--- Start ---

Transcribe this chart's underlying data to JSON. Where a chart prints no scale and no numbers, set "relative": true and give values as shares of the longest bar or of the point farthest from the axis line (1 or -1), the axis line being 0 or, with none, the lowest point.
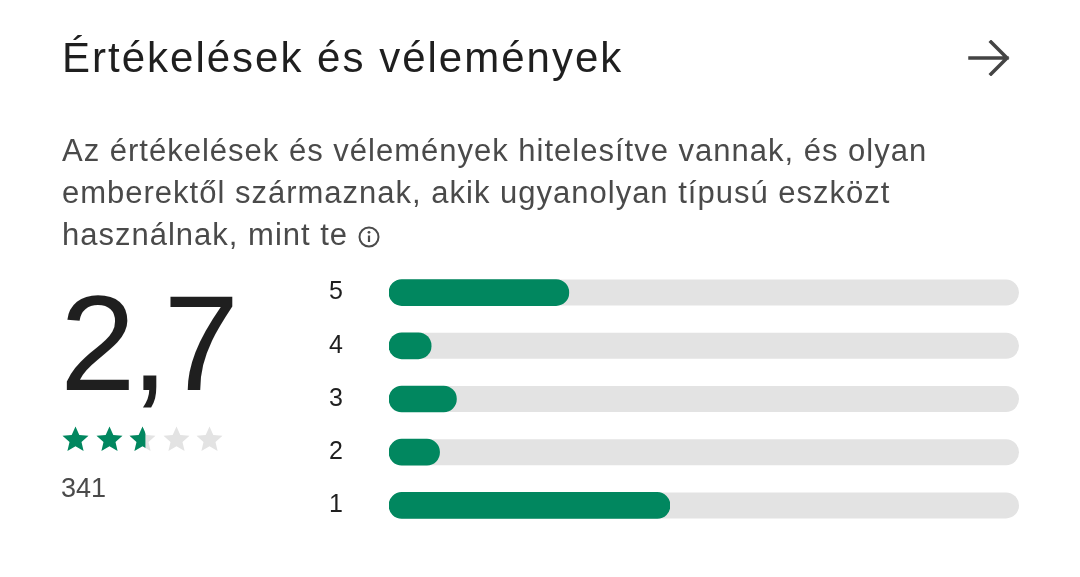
{
  "chart_data": {
    "type": "bar",
    "orientation": "horizontal",
    "relative": true,
    "title": "Értékelések és vélemények",
    "subtitle": "Az értékelések és vélemények hitelesítve vannak, és olyan emberektől származnak, akik ugyanolyan típusú eszközt használnak, mint te",
    "categories": [
      "5",
      "4",
      "3",
      "2",
      "1"
    ],
    "values": [
      0.64,
      0.15,
      0.24,
      0.18,
      1
    ],
    "color": "#01875f",
    "annotations": [
      "2,7",
      "341"
    ]
  }
}
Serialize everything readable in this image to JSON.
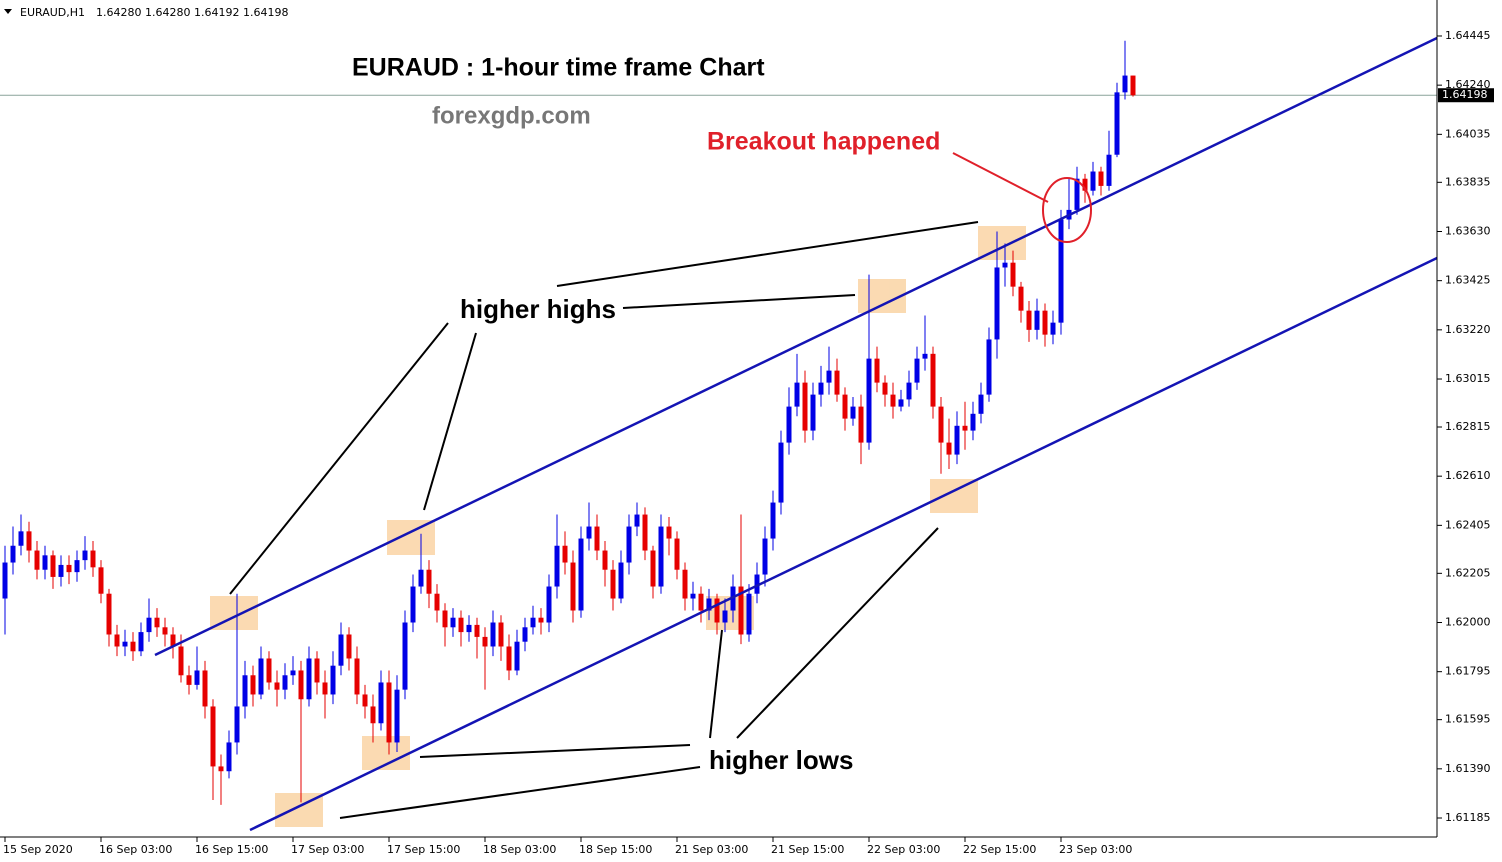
{
  "chart_data": {
    "type": "candlestick",
    "symbol": "EURAUD,H1",
    "info_values": [
      "1.64280",
      "1.64280",
      "1.64192",
      "1.64198"
    ],
    "title": "EURAUD : 1-hour time frame Chart",
    "watermark": "forexgdp.com",
    "breakout_label": "Breakout happened",
    "higher_highs_label": "higher highs",
    "higher_lows_label": "higher lows",
    "up_color": "#0000e6",
    "down_color": "#e60000",
    "ylim": [
      1.6111,
      1.64595
    ],
    "yticks": [
      {
        "value": 1.64445,
        "label": "1.64445"
      },
      {
        "value": 1.6424,
        "label": "1.64240"
      },
      {
        "value": 1.64035,
        "label": "1.64035"
      },
      {
        "value": 1.63835,
        "label": "1.63835"
      },
      {
        "value": 1.6363,
        "label": "1.63630"
      },
      {
        "value": 1.63425,
        "label": "1.63425"
      },
      {
        "value": 1.6322,
        "label": "1.63220"
      },
      {
        "value": 1.63015,
        "label": "1.63015"
      },
      {
        "value": 1.62815,
        "label": "1.62815"
      },
      {
        "value": 1.6261,
        "label": "1.62610"
      },
      {
        "value": 1.62405,
        "label": "1.62405"
      },
      {
        "value": 1.62205,
        "label": "1.62205"
      },
      {
        "value": 1.62,
        "label": "1.62000"
      },
      {
        "value": 1.61795,
        "label": "1.61795"
      },
      {
        "value": 1.61595,
        "label": "1.61595"
      },
      {
        "value": 1.6139,
        "label": "1.61390"
      },
      {
        "value": 1.61185,
        "label": "1.61185"
      }
    ],
    "categories": [
      "15 Sep 2020",
      null,
      null,
      null,
      null,
      null,
      null,
      null,
      null,
      null,
      null,
      null,
      "16 Sep 03:00",
      null,
      null,
      null,
      null,
      null,
      null,
      null,
      null,
      null,
      null,
      null,
      "16 Sep 15:00",
      null,
      null,
      null,
      null,
      null,
      null,
      null,
      null,
      null,
      null,
      null,
      "17 Sep 03:00",
      null,
      null,
      null,
      null,
      null,
      null,
      null,
      null,
      null,
      null,
      null,
      "17 Sep 15:00",
      null,
      null,
      null,
      null,
      null,
      null,
      null,
      null,
      null,
      null,
      null,
      "18 Sep 03:00",
      null,
      null,
      null,
      null,
      null,
      null,
      null,
      null,
      null,
      null,
      null,
      "18 Sep 15:00",
      null,
      null,
      null,
      null,
      null,
      null,
      null,
      null,
      null,
      null,
      null,
      "21 Sep 03:00",
      null,
      null,
      null,
      null,
      null,
      null,
      null,
      null,
      null,
      null,
      null,
      "21 Sep 15:00",
      null,
      null,
      null,
      null,
      null,
      null,
      null,
      null,
      null,
      null,
      null,
      "22 Sep 03:00",
      null,
      null,
      null,
      null,
      null,
      null,
      null,
      null,
      null,
      null,
      null,
      "22 Sep 15:00",
      null,
      null,
      null,
      null,
      null,
      null,
      null,
      null,
      null,
      null,
      null,
      "23 Sep 03:00",
      null,
      null,
      null,
      null,
      null,
      null,
      null,
      null,
      null
    ],
    "open": [
      1.621,
      1.6225,
      1.6232,
      1.6238,
      1.623,
      1.6222,
      1.6228,
      1.6219,
      1.6224,
      1.6221,
      1.6226,
      1.623,
      1.6223,
      1.6212,
      1.6195,
      1.619,
      1.6192,
      1.6188,
      1.6196,
      1.6202,
      1.6198,
      1.6195,
      1.619,
      1.6178,
      1.6174,
      1.618,
      1.6165,
      1.614,
      1.6138,
      1.615,
      1.6165,
      1.6178,
      1.617,
      1.6185,
      1.6175,
      1.6172,
      1.6178,
      1.618,
      1.6168,
      1.6185,
      1.6175,
      1.617,
      1.6182,
      1.6195,
      1.6185,
      1.617,
      1.6165,
      1.6158,
      1.6175,
      1.615,
      1.6172,
      1.62,
      1.6215,
      1.6222,
      1.6212,
      1.6205,
      1.6198,
      1.6202,
      1.6196,
      1.6199,
      1.6194,
      1.619,
      1.62,
      1.619,
      1.618,
      1.6192,
      1.6198,
      1.6202,
      1.62,
      1.6215,
      1.6232,
      1.6225,
      1.6205,
      1.6235,
      1.624,
      1.623,
      1.6222,
      1.621,
      1.6225,
      1.624,
      1.6245,
      1.623,
      1.6215,
      1.624,
      1.6235,
      1.6222,
      1.621,
      1.6212,
      1.6205,
      1.621,
      1.62,
      1.6205,
      1.6215,
      1.6195,
      1.6212,
      1.622,
      1.6235,
      1.625,
      1.6275,
      1.629,
      1.63,
      1.628,
      1.6295,
      1.63,
      1.6305,
      1.6295,
      1.6285,
      1.629,
      1.6275,
      1.631,
      1.63,
      1.6295,
      1.629,
      1.6293,
      1.63,
      1.631,
      1.6312,
      1.629,
      1.6275,
      1.627,
      1.6282,
      1.628,
      1.6287,
      1.6295,
      1.6318,
      1.6348,
      1.635,
      1.634,
      1.633,
      1.6322,
      1.633,
      1.632,
      1.6325,
      1.6368,
      1.6372,
      1.6385,
      1.638,
      1.6388,
      1.6382,
      1.6395,
      1.6421,
      1.6428
    ],
    "high": [
      1.6232,
      1.624,
      1.6245,
      1.6242,
      1.6234,
      1.6232,
      1.623,
      1.6228,
      1.6228,
      1.623,
      1.6236,
      1.6234,
      1.6226,
      1.6214,
      1.6199,
      1.6197,
      1.6196,
      1.62,
      1.621,
      1.6206,
      1.6202,
      1.6198,
      1.6195,
      1.6182,
      1.619,
      1.6184,
      1.6168,
      1.6145,
      1.6155,
      1.6212,
      1.6184,
      1.6182,
      1.619,
      1.6188,
      1.618,
      1.6183,
      1.6186,
      1.6184,
      1.619,
      1.6188,
      1.618,
      1.6188,
      1.62,
      1.6198,
      1.619,
      1.6174,
      1.617,
      1.618,
      1.618,
      1.6178,
      1.6205,
      1.622,
      1.6237,
      1.6226,
      1.6216,
      1.6208,
      1.6206,
      1.6205,
      1.6203,
      1.6202,
      1.6198,
      1.6205,
      1.6203,
      1.6195,
      1.6197,
      1.6202,
      1.6207,
      1.6206,
      1.622,
      1.6245,
      1.6238,
      1.623,
      1.624,
      1.625,
      1.6245,
      1.6234,
      1.6226,
      1.623,
      1.6245,
      1.625,
      1.6248,
      1.6232,
      1.6245,
      1.6244,
      1.6238,
      1.6225,
      1.6217,
      1.6215,
      1.6214,
      1.6212,
      1.621,
      1.622,
      1.6245,
      1.6216,
      1.6225,
      1.624,
      1.6255,
      1.628,
      1.6298,
      1.6312,
      1.6305,
      1.63,
      1.6307,
      1.6315,
      1.631,
      1.6298,
      1.6294,
      1.6295,
      1.6345,
      1.6315,
      1.6303,
      1.63,
      1.6297,
      1.6305,
      1.6315,
      1.6328,
      1.6315,
      1.6294,
      1.6285,
      1.6288,
      1.6292,
      1.6292,
      1.63,
      1.6323,
      1.6363,
      1.6358,
      1.6355,
      1.6342,
      1.6334,
      1.6335,
      1.6333,
      1.633,
      1.6372,
      1.6385,
      1.639,
      1.6387,
      1.6392,
      1.639,
      1.6405,
      1.6425,
      1.64425,
      1.6428
    ],
    "low": [
      1.6195,
      1.622,
      1.6228,
      1.6225,
      1.6218,
      1.6218,
      1.6214,
      1.6215,
      1.6216,
      1.6217,
      1.6222,
      1.6219,
      1.6208,
      1.619,
      1.6186,
      1.6186,
      1.6184,
      1.6186,
      1.6192,
      1.6194,
      1.619,
      1.6185,
      1.6175,
      1.617,
      1.6172,
      1.616,
      1.6126,
      1.6124,
      1.6135,
      1.6145,
      1.616,
      1.6165,
      1.6168,
      1.6172,
      1.6165,
      1.6168,
      1.6174,
      1.6125,
      1.6165,
      1.617,
      1.616,
      1.6166,
      1.6178,
      1.618,
      1.6166,
      1.616,
      1.615,
      1.6155,
      1.6145,
      1.6146,
      1.6168,
      1.6196,
      1.6212,
      1.6206,
      1.62,
      1.619,
      1.6194,
      1.619,
      1.6192,
      1.6185,
      1.6172,
      1.6186,
      1.6184,
      1.6176,
      1.6178,
      1.6188,
      1.6195,
      1.6195,
      1.6196,
      1.621,
      1.622,
      1.62,
      1.6202,
      1.623,
      1.6226,
      1.6215,
      1.6205,
      1.6208,
      1.622,
      1.6236,
      1.6226,
      1.621,
      1.6212,
      1.6228,
      1.6218,
      1.6205,
      1.6205,
      1.62,
      1.6201,
      1.6195,
      1.6196,
      1.62,
      1.6191,
      1.6192,
      1.6208,
      1.6215,
      1.623,
      1.6245,
      1.627,
      1.6286,
      1.6275,
      1.6276,
      1.629,
      1.6295,
      1.6292,
      1.628,
      1.6282,
      1.6266,
      1.6272,
      1.6296,
      1.629,
      1.6285,
      1.6288,
      1.629,
      1.6297,
      1.6305,
      1.6285,
      1.6262,
      1.6264,
      1.6266,
      1.6272,
      1.6276,
      1.6283,
      1.6292,
      1.631,
      1.634,
      1.6336,
      1.6325,
      1.6317,
      1.6318,
      1.6315,
      1.6316,
      1.632,
      1.6364,
      1.637,
      1.6375,
      1.6378,
      1.6378,
      1.638,
      1.6394,
      1.6418,
      1.64192
    ],
    "close": [
      1.6225,
      1.6232,
      1.6238,
      1.623,
      1.6222,
      1.6228,
      1.6219,
      1.6224,
      1.6221,
      1.6226,
      1.623,
      1.6223,
      1.6212,
      1.6195,
      1.619,
      1.6192,
      1.6188,
      1.6196,
      1.6202,
      1.6198,
      1.6195,
      1.619,
      1.6178,
      1.6174,
      1.618,
      1.6165,
      1.614,
      1.6138,
      1.615,
      1.6165,
      1.6178,
      1.617,
      1.6185,
      1.6175,
      1.6172,
      1.6178,
      1.618,
      1.6168,
      1.6185,
      1.6175,
      1.617,
      1.6182,
      1.6195,
      1.6185,
      1.617,
      1.6165,
      1.6158,
      1.6175,
      1.615,
      1.6172,
      1.62,
      1.6215,
      1.6222,
      1.6212,
      1.6205,
      1.6198,
      1.6202,
      1.6196,
      1.6199,
      1.6194,
      1.619,
      1.62,
      1.619,
      1.618,
      1.6192,
      1.6198,
      1.6202,
      1.62,
      1.6215,
      1.6232,
      1.6225,
      1.6205,
      1.6235,
      1.624,
      1.623,
      1.6222,
      1.621,
      1.6225,
      1.624,
      1.6245,
      1.623,
      1.6215,
      1.624,
      1.6235,
      1.6222,
      1.621,
      1.6212,
      1.6205,
      1.621,
      1.62,
      1.6205,
      1.6215,
      1.6195,
      1.6212,
      1.622,
      1.6235,
      1.625,
      1.6275,
      1.629,
      1.63,
      1.628,
      1.6295,
      1.63,
      1.6305,
      1.6295,
      1.6285,
      1.629,
      1.6275,
      1.631,
      1.63,
      1.6295,
      1.629,
      1.6293,
      1.63,
      1.631,
      1.6312,
      1.629,
      1.6275,
      1.627,
      1.6282,
      1.628,
      1.6287,
      1.6295,
      1.6318,
      1.6348,
      1.635,
      1.634,
      1.633,
      1.6322,
      1.633,
      1.632,
      1.6325,
      1.6368,
      1.6372,
      1.6385,
      1.638,
      1.6388,
      1.6382,
      1.6395,
      1.6421,
      1.6428,
      1.64198
    ]
  }
}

--- End ---

Copy down every line of the entries containing the word "vélemények".

■ ANSWER IN FULL:
    "title": "Értékelések és vélemények",
    "subtitle": "Az értékelések és vélemények hitelesítve vannak, és olyan emberektől származnak, akik ugyanolyan típusú eszközt használnak, mint te",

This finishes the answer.